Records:
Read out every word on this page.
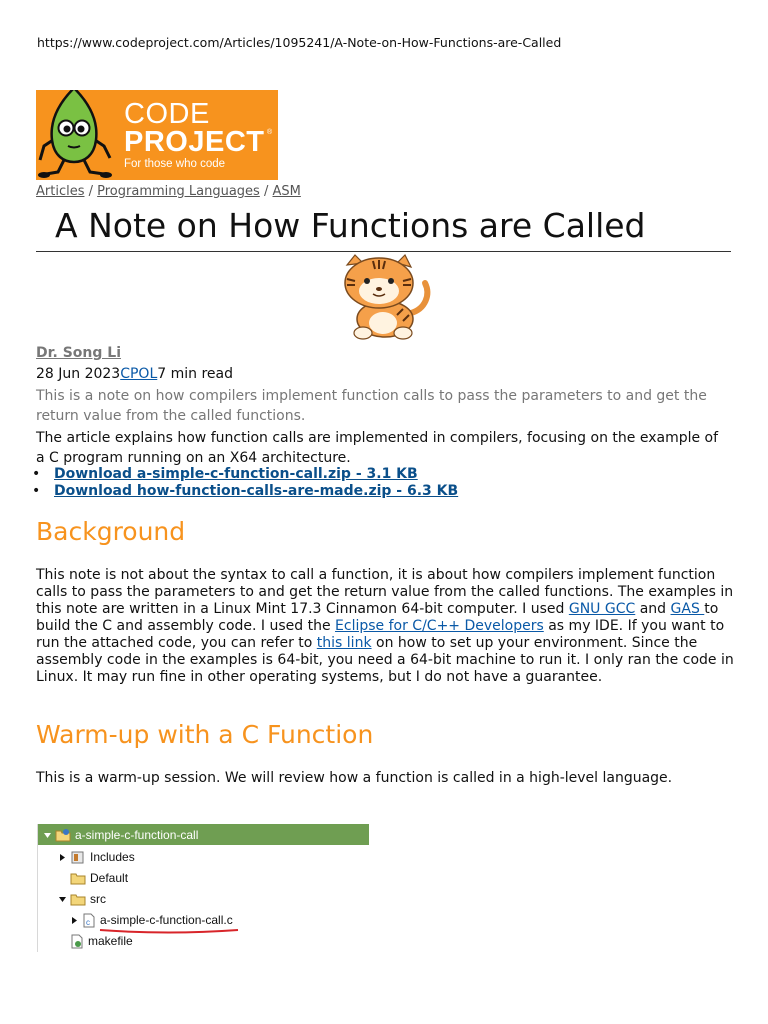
https://www.codeproject.com/Articles/1095241/A-Note-on-How-Functions-are-Called
CODE
PROJECT ®
For those who code
Articles / Programming Languages / ASM
A Note on How Functions are Called
Dr. Song Li
28 Jun 2023CPOL7 min read
This is a note on how compilers implement function calls to pass the parameters to and get the return value from the called functions.
The article explains how function calls are implemented in compilers, focusing on the example of a C program running on an X64 architecture.
• Download a-simple-c-function-call.zip - 3.1 KB
• Download how-function-calls-are-made.zip - 6.3 KB
Background
This note is not about the syntax to call a function, it is about how compilers implement function calls to pass the parameters to and get the return value from the called functions. The examples in this note are written in a Linux Mint 17.3 Cinnamon 64-bit computer. I used GNU GCC and GAS to build the C and assembly code. I used the Eclipse for C/C++ Developers as my IDE. If you want to run the attached code, you can refer to this link on how to set up your environment. Since the assembly code in the examples is 64-bit, you need a 64-bit machine to run it. I only ran the code in Linux. It may run fine in other operating systems, but I do not have a guarantee.
Warm-up with a C Function
This is a warm-up session. We will review how a function is called in a high-level language.
a-simple-c-function-call
Includes
Default
src
c a-simple-c-function-call.c
makefile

STATED PROBLEM:
Search the entries for the word "simple" and gather every line where it appears.

THE SOLUTION:
• Download a-simple-c-function-call.zip - 3.1 KB
a-simple-c-function-call
c a-simple-c-function-call.c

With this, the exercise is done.